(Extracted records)
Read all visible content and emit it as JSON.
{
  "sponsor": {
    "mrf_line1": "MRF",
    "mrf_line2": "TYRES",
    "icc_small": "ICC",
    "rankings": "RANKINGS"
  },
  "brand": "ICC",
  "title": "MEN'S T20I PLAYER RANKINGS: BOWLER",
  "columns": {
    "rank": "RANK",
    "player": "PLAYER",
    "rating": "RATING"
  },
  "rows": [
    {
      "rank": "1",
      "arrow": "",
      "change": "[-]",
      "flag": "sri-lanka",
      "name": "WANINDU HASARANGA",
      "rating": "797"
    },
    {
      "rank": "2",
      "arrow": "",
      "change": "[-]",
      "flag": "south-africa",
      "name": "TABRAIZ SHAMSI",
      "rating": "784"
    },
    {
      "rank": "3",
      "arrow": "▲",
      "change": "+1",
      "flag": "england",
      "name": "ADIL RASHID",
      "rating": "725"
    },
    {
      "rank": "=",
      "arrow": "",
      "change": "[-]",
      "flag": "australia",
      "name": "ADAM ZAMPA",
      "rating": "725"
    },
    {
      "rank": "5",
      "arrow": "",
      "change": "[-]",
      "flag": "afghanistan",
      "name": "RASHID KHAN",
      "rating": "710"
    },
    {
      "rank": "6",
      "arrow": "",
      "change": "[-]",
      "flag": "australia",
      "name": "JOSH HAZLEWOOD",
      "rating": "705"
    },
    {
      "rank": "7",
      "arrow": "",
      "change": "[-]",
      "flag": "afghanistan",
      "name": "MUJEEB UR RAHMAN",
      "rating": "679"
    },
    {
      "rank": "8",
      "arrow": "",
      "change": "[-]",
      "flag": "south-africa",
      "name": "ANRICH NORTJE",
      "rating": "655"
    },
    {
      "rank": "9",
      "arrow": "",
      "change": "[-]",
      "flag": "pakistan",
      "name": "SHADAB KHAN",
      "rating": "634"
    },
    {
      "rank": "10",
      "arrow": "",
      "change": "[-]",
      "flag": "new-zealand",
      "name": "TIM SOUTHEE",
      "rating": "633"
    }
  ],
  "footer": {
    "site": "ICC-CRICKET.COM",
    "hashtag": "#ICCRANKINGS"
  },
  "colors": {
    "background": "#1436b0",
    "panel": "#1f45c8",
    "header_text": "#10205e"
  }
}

PROBLEM TO SOLVE:
All of the records must be repeated exactly.

RESPONSE TO THE EXERCISE:
Read all visible content and emit it as JSON.
{
  "sponsor": {
    "mrf_line1": "MRF",
    "mrf_line2": "TYRES",
    "icc_small": "ICC",
    "rankings": "RANKINGS"
  },
  "brand": "ICC",
  "title": "MEN'S T20I PLAYER RANKINGS: BOWLER",
  "columns": {
    "rank": "RANK",
    "player": "PLAYER",
    "rating": "RATING"
  },
  "rows": [
    {
      "rank": "1",
      "arrow": "",
      "change": "[-]",
      "flag": "sri-lanka",
      "name": "WANINDU HASARANGA",
      "rating": "797"
    },
    {
      "rank": "2",
      "arrow": "",
      "change": "[-]",
      "flag": "south-africa",
      "name": "TABRAIZ SHAMSI",
      "rating": "784"
    },
    {
      "rank": "3",
      "arrow": "▲",
      "change": "+1",
      "flag": "england",
      "name": "ADIL RASHID",
      "rating": "725"
    },
    {
      "rank": "=",
      "arrow": "",
      "change": "[-]",
      "flag": "australia",
      "name": "ADAM ZAMPA",
      "rating": "725"
    },
    {
      "rank": "5",
      "arrow": "",
      "change": "[-]",
      "flag": "afghanistan",
      "name": "RASHID KHAN",
      "rating": "710"
    },
    {
      "rank": "6",
      "arrow": "",
      "change": "[-]",
      "flag": "australia",
      "name": "JOSH HAZLEWOOD",
      "rating": "705"
    },
    {
      "rank": "7",
      "arrow": "",
      "change": "[-]",
      "flag": "afghanistan",
      "name": "MUJEEB UR RAHMAN",
      "rating": "679"
    },
    {
      "rank": "8",
      "arrow": "",
      "change": "[-]",
      "flag": "south-africa",
      "name": "ANRICH NORTJE",
      "rating": "655"
    },
    {
      "rank": "9",
      "arrow": "",
      "change": "[-]",
      "flag": "pakistan",
      "name": "SHADAB KHAN",
      "rating": "634"
    },
    {
      "rank": "10",
      "arrow": "",
      "change": "[-]",
      "flag": "new-zealand",
      "name": "TIM SOUTHEE",
      "rating": "633"
    }
  ],
  "footer": {
    "site": "ICC-CRICKET.COM",
    "hashtag": "#ICCRANKINGS"
  },
  "colors": {
    "background": "#1436b0",
    "panel": "#1f45c8",
    "header_text": "#10205e"
  }
}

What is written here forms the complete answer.